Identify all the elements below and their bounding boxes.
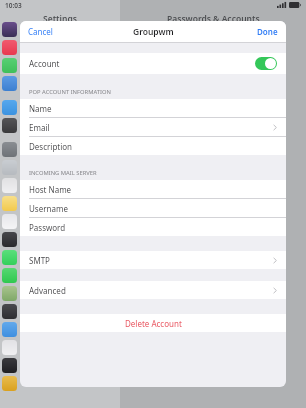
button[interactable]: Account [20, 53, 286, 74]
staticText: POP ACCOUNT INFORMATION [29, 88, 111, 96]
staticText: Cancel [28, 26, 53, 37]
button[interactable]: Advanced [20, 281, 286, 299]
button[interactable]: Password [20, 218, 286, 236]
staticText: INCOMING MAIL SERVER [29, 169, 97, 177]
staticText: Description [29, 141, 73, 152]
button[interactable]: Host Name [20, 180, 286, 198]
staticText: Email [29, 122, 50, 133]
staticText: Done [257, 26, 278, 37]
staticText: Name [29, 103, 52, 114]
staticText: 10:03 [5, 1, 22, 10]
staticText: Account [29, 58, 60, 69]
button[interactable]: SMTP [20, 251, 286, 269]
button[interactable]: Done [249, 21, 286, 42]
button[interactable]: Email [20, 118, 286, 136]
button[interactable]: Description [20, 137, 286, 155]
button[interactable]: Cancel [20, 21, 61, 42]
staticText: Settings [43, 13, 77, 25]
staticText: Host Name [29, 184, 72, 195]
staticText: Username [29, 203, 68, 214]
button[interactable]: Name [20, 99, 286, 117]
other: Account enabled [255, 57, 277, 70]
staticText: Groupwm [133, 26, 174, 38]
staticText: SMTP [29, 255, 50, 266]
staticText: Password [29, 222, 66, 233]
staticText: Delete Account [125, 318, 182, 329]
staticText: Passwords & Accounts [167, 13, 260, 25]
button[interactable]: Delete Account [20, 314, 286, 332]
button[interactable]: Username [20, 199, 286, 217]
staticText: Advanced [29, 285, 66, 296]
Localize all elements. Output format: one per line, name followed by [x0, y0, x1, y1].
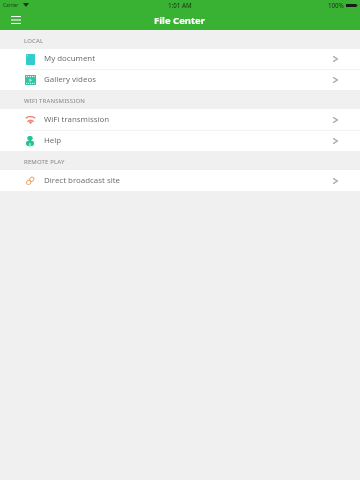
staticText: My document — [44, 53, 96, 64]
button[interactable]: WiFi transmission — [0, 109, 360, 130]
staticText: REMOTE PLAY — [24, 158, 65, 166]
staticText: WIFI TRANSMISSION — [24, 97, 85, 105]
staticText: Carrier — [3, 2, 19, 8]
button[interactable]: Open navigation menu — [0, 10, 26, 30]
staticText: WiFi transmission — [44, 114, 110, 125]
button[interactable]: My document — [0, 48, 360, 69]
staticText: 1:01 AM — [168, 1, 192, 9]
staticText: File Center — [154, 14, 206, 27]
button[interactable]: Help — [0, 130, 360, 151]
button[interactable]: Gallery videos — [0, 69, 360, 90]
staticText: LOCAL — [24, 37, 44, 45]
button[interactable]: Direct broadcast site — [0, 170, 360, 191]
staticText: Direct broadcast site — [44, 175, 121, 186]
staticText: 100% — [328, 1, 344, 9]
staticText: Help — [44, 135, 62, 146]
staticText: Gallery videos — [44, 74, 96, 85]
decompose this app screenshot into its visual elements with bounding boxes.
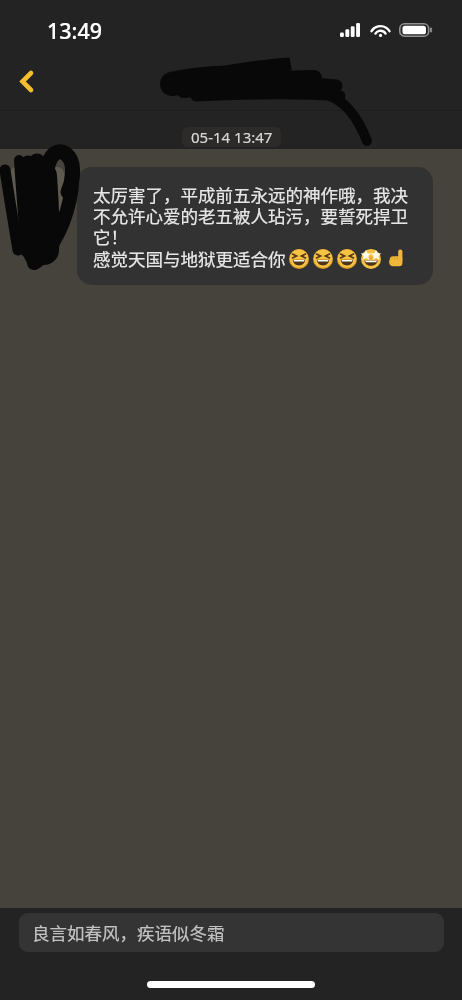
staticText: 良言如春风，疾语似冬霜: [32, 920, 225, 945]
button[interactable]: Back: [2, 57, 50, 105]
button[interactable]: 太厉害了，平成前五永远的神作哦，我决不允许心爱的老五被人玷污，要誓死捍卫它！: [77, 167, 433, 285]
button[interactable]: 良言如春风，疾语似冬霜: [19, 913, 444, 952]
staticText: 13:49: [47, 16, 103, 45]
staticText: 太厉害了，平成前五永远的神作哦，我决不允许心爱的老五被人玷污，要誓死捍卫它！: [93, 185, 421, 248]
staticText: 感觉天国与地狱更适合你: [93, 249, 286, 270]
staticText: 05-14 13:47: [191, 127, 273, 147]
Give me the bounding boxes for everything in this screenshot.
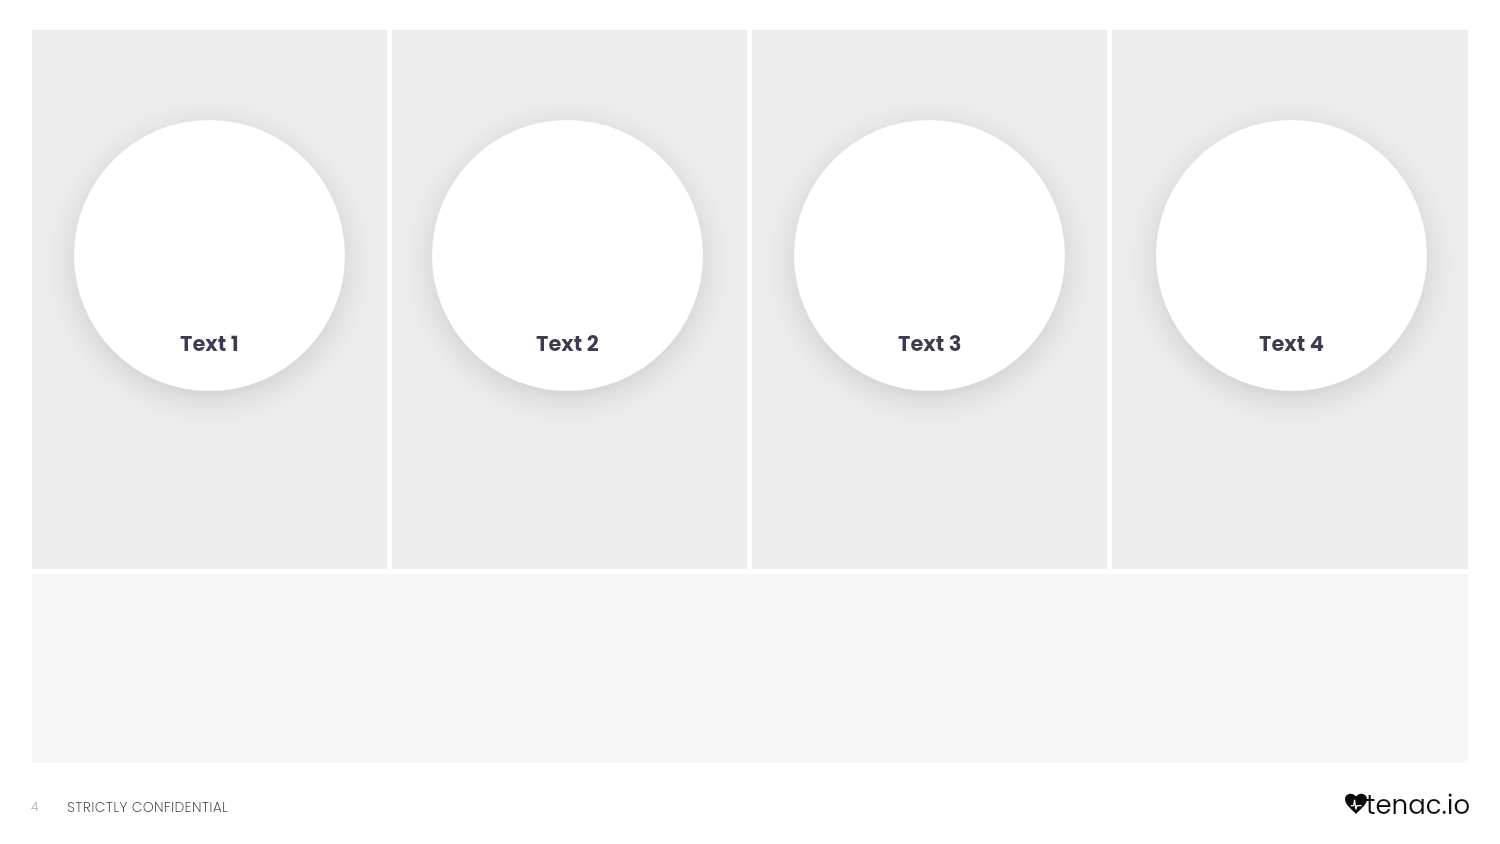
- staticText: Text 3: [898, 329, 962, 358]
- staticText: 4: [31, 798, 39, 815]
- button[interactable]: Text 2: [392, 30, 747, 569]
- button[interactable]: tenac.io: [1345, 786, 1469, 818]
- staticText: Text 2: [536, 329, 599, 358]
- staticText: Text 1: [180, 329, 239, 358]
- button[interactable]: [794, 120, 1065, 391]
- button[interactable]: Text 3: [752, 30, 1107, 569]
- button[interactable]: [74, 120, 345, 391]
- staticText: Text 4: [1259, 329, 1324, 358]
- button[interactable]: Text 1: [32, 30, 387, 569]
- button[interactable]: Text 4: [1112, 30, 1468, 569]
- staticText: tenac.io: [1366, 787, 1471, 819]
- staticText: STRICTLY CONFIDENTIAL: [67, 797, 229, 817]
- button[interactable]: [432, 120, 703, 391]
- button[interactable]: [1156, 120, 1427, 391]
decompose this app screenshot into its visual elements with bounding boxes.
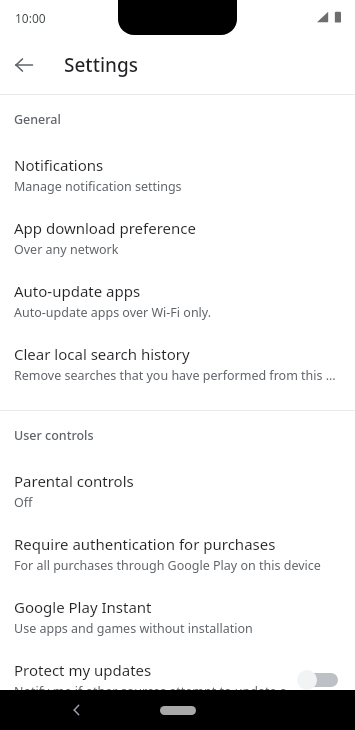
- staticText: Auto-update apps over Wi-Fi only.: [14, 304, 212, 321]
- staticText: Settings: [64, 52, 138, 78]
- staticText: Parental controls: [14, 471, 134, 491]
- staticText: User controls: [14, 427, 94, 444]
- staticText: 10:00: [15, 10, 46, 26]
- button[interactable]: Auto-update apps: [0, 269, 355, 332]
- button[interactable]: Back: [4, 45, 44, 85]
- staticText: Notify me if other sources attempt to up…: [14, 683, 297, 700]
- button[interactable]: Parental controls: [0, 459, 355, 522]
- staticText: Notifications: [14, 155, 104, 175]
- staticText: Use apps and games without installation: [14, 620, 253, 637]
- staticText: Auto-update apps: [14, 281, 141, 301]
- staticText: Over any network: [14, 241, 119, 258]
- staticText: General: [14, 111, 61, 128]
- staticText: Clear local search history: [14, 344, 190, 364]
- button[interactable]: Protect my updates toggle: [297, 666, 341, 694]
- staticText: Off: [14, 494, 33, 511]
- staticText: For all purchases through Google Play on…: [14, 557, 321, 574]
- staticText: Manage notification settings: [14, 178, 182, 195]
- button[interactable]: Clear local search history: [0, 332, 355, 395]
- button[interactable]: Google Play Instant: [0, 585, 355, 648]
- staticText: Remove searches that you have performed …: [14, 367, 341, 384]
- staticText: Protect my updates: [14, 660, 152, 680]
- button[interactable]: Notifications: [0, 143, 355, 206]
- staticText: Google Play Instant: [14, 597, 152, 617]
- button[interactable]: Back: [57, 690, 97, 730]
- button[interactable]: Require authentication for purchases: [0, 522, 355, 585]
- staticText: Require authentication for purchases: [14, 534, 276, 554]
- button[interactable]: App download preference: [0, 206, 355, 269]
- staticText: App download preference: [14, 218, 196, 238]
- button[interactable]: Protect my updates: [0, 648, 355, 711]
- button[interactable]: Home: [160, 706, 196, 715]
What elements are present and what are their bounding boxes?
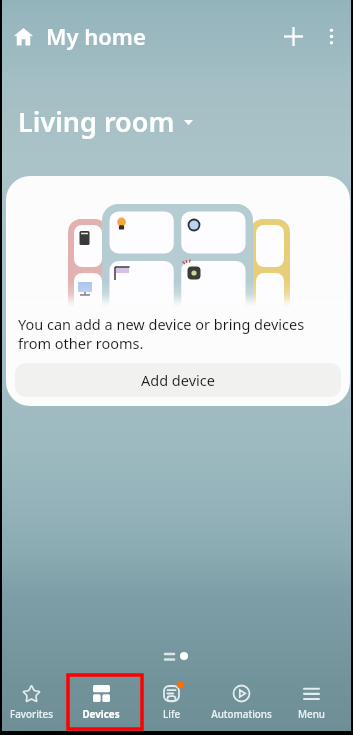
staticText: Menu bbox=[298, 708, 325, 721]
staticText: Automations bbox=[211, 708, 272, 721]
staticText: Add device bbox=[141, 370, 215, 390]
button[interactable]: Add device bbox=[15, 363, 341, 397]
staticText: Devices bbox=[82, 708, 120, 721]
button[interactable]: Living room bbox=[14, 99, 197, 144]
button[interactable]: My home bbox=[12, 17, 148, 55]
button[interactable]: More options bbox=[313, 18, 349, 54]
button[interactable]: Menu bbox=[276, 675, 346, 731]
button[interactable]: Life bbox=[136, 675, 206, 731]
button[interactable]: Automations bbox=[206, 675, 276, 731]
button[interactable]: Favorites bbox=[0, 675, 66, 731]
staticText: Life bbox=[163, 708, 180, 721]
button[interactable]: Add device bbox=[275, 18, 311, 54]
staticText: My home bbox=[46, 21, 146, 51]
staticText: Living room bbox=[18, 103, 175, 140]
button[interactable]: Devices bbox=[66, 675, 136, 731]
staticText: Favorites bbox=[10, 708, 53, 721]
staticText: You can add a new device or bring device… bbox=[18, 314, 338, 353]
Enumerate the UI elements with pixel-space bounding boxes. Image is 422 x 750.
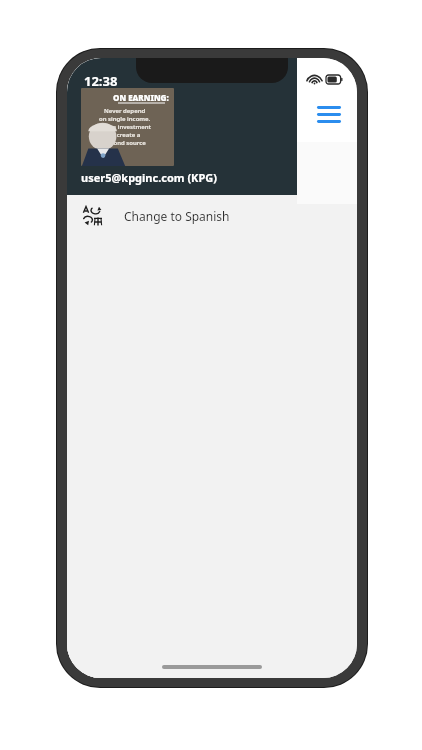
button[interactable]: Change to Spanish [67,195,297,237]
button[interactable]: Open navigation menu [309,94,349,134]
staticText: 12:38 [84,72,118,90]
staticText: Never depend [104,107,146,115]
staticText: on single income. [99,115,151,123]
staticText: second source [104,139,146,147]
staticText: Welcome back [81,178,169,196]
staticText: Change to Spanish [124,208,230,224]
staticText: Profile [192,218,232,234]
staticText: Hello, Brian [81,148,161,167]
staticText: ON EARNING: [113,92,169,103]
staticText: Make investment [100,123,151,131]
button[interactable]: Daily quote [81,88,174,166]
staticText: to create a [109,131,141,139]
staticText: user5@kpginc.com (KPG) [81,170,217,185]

———

— GIVEN PROBLEM —
Extract the part of the records that opens with the line containing "button[interactable]: Account [20, 53, 286, 74]" and closes with the line containing "button[interactable]: Host Name", and repeat those lines exactly, both ends included.

— FULL OUTPUT —
button[interactable]: Account [20, 53, 286, 74]
staticText: POP ACCOUNT INFORMATION [29, 88, 111, 96]
staticText: Cancel [28, 26, 53, 37]
button[interactable]: Advanced [20, 281, 286, 299]
button[interactable]: Password [20, 218, 286, 236]
staticText: INCOMING MAIL SERVER [29, 169, 97, 177]
staticText: Description [29, 141, 73, 152]
button[interactable]: Host Name [20, 180, 286, 198]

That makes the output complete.